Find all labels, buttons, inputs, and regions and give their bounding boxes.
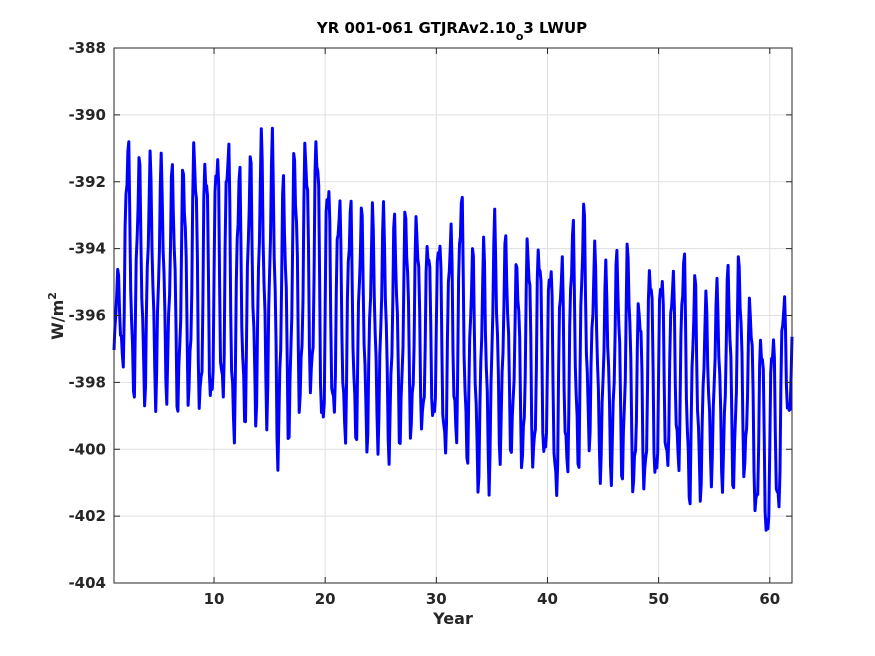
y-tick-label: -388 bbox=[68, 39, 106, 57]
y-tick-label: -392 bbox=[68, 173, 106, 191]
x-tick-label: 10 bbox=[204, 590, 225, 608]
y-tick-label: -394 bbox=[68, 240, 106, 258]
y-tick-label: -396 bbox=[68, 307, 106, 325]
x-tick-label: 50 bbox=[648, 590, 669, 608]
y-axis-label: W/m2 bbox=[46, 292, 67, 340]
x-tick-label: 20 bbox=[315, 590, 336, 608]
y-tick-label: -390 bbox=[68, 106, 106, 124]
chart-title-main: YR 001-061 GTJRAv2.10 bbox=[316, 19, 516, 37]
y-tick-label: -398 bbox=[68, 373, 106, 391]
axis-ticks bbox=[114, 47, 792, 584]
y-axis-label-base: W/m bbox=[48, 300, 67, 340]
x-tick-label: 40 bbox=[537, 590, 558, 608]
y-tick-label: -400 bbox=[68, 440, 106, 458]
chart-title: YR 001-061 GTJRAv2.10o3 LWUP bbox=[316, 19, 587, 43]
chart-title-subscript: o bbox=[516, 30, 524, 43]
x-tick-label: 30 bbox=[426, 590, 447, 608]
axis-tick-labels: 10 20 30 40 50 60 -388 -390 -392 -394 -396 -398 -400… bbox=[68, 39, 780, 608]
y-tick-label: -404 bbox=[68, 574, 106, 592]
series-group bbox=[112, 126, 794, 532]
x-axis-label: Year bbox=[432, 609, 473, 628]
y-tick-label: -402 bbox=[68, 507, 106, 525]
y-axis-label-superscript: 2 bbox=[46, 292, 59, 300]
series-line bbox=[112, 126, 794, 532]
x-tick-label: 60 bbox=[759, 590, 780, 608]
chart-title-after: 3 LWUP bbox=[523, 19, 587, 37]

····················

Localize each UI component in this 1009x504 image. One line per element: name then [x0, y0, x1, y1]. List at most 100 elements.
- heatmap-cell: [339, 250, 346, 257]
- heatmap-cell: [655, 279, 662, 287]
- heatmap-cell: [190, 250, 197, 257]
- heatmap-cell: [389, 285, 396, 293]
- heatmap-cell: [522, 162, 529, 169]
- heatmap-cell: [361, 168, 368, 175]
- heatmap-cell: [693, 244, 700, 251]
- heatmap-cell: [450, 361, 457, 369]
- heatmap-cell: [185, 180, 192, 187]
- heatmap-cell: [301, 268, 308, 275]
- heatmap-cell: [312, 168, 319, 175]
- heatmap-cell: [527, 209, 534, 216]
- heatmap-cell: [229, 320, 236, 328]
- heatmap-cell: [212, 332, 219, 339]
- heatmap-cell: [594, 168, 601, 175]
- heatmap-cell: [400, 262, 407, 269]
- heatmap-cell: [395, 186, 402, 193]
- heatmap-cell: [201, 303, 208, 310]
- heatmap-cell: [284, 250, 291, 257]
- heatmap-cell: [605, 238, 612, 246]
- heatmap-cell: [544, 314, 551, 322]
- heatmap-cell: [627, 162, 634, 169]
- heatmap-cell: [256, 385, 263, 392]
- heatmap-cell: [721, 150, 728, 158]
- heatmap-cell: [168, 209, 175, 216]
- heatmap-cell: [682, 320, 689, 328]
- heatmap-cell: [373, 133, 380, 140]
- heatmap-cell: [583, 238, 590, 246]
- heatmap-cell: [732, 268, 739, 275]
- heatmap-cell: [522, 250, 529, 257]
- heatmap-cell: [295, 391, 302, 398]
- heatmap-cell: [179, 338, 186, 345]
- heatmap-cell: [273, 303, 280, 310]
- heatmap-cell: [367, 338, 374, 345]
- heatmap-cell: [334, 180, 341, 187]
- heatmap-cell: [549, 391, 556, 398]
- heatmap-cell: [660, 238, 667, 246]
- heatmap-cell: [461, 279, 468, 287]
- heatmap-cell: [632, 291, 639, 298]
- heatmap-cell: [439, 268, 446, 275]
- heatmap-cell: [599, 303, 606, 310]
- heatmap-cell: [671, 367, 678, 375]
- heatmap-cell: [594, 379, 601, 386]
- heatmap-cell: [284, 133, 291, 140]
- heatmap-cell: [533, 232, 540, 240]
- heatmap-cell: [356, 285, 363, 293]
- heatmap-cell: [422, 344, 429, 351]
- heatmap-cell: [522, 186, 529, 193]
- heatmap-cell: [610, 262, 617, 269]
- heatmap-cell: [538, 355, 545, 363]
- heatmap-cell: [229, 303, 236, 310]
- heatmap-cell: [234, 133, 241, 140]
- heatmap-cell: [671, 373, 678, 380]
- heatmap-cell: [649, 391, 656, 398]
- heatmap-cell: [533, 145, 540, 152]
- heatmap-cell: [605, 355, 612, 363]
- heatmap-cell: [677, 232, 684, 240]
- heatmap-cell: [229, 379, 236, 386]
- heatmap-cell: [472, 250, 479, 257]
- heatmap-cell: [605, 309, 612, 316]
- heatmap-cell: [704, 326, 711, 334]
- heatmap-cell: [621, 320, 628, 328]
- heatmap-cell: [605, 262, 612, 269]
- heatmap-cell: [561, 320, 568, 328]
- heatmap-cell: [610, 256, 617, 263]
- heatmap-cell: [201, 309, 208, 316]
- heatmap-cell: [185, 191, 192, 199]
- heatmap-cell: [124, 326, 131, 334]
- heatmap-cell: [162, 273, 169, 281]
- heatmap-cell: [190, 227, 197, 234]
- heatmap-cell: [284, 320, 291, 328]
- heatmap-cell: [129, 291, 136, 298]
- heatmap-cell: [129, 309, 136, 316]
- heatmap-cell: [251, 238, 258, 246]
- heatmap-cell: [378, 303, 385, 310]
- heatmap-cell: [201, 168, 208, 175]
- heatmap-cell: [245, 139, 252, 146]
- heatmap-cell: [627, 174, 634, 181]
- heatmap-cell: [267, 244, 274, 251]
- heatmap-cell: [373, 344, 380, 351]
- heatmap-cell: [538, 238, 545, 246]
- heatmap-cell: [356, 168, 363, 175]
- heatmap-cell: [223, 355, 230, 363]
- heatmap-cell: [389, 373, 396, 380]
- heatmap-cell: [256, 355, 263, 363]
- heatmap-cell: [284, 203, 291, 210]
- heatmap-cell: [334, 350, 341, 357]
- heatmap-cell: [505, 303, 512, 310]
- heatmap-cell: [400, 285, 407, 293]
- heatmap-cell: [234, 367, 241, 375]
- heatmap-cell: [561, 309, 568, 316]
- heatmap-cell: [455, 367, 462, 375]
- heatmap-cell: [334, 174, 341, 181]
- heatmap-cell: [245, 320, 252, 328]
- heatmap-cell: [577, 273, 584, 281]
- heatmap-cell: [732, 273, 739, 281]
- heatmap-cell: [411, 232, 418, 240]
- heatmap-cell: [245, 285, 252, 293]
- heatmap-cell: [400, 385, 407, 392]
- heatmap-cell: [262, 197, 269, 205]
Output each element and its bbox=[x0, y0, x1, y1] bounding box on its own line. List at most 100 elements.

····················

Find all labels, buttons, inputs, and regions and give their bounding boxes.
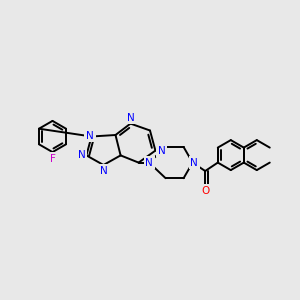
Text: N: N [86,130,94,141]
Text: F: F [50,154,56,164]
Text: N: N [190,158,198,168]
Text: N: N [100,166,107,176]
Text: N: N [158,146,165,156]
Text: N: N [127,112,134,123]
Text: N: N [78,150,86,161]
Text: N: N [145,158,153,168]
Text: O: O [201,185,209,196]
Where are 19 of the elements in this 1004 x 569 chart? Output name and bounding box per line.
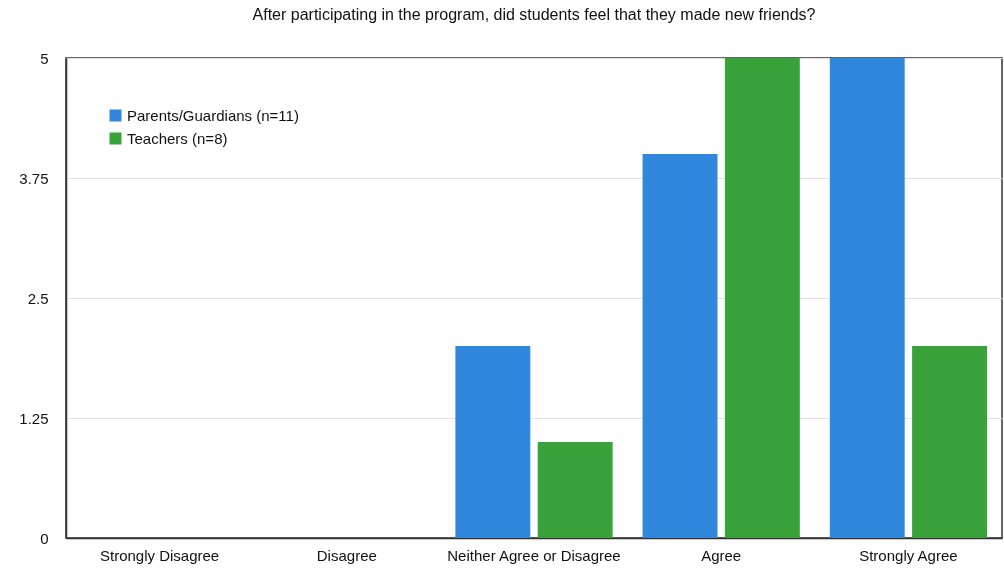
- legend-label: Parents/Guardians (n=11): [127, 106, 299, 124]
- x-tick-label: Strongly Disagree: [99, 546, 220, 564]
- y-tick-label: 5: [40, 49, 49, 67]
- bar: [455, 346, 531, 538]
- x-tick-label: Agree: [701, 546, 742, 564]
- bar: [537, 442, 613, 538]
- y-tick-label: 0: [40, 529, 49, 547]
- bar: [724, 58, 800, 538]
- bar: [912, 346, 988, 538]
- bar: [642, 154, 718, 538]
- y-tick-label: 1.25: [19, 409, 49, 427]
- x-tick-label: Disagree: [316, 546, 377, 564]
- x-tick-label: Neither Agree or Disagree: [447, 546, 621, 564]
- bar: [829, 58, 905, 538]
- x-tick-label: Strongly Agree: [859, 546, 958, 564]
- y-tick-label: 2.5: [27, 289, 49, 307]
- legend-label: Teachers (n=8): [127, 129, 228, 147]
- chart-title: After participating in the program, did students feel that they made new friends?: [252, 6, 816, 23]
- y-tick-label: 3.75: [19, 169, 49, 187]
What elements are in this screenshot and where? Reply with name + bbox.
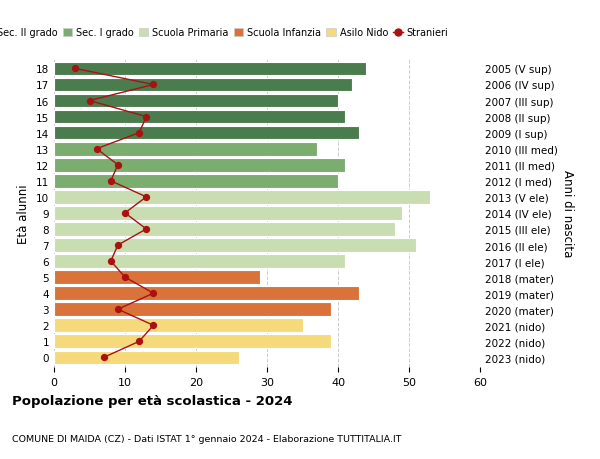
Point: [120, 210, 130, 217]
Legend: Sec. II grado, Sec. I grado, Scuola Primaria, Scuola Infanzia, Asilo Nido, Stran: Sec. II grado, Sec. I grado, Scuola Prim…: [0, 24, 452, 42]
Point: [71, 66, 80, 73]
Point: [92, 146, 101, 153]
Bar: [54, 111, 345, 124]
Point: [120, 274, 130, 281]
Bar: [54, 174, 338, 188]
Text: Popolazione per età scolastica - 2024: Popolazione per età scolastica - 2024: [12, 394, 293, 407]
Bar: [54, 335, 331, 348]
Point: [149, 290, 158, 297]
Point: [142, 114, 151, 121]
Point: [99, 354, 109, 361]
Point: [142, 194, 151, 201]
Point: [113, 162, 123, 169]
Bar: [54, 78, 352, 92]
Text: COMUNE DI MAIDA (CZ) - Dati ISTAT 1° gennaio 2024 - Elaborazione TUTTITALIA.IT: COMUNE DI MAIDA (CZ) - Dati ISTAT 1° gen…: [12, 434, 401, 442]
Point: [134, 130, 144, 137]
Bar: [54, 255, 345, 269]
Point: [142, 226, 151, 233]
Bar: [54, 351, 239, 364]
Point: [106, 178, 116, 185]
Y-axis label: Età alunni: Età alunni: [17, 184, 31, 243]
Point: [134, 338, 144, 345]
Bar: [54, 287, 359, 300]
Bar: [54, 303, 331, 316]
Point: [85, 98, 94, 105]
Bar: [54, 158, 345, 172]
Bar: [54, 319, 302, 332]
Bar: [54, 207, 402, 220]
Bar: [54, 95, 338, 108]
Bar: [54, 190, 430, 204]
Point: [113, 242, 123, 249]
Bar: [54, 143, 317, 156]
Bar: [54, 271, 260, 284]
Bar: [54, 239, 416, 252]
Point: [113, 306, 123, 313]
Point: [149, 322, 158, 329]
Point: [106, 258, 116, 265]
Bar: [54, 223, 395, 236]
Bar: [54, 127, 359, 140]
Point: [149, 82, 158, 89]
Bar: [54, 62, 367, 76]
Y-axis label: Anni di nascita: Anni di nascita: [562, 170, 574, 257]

····················

### [Given task]
Present everything from the line containing "y-tick-label: -388 bbox=[68, 39, 106, 57]" down to the line containing "y-tick-label: -396 bbox=[68, 307, 106, 325]", both ends included, as a Markdown table. Use the columns Row and Line, number each row, and leave out any blank lines.

### [Written solution]
| Row | Line |
|---|---|
| 1 | y-tick-label: -388 bbox=[68, 39, 106, 57] |
| 2 | y-tick-label: -392 bbox=[68, 173, 106, 191] |
| 3 | x-tick-label: 10 bbox=[204, 590, 225, 608] |
| 4 | y-tick-label: -394 bbox=[68, 240, 106, 258] |
| 5 | y-tick-label: -396 bbox=[68, 307, 106, 325] |